Items listed in a dataset:
## begin
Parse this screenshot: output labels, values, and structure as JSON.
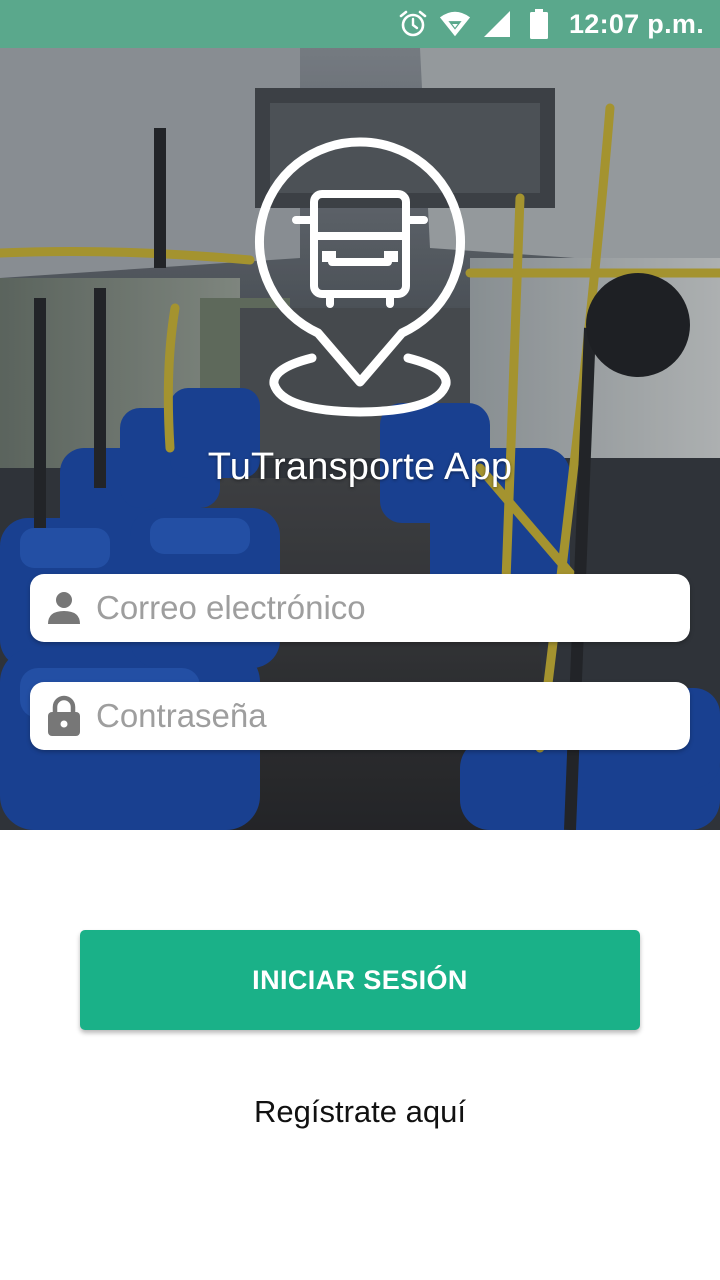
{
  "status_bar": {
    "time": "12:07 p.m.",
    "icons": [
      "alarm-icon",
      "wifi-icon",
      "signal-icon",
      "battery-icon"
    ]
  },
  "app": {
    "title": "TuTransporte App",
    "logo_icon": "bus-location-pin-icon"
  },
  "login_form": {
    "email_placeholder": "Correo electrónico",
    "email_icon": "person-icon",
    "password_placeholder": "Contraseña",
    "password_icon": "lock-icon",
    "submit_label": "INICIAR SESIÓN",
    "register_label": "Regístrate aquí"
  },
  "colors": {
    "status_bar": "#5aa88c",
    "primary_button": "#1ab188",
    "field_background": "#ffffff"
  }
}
## end
## begin
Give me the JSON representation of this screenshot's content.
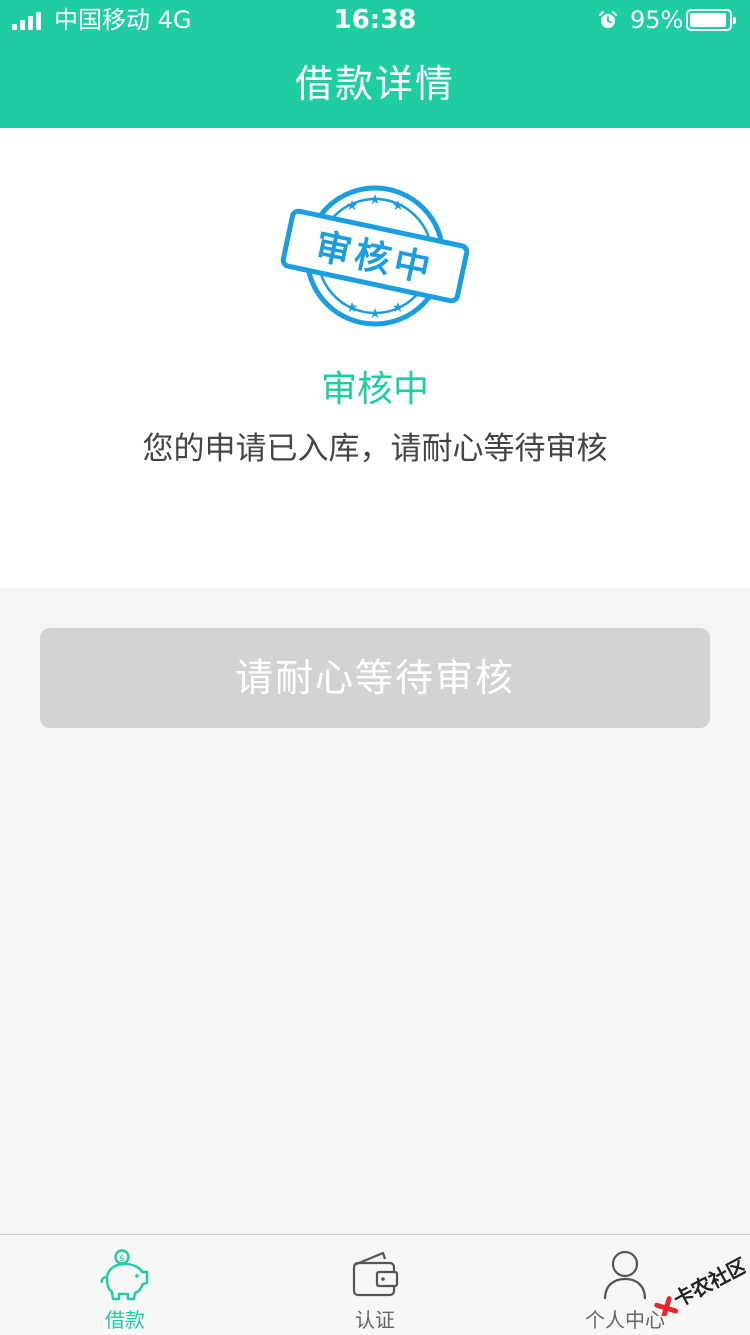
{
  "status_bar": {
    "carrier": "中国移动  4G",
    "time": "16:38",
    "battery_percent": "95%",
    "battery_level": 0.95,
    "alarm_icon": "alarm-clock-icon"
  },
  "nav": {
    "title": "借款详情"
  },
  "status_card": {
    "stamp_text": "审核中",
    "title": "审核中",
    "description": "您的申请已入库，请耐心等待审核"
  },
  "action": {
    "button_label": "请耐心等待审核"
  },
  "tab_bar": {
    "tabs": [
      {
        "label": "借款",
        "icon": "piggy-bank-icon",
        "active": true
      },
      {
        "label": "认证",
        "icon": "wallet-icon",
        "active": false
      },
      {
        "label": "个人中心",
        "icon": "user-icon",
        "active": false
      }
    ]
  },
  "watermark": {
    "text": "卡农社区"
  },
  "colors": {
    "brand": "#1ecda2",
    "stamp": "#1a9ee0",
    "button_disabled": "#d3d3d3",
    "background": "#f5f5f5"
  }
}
## end
_REQUIRED TASK_.
Note each line of the entries that has "this" in it, and copy those lines.

_WORKED ANSWER_.
Parse this screenshot: output labels, values, and structure as JSON.
Give me the JSON representation of this screenshot's content.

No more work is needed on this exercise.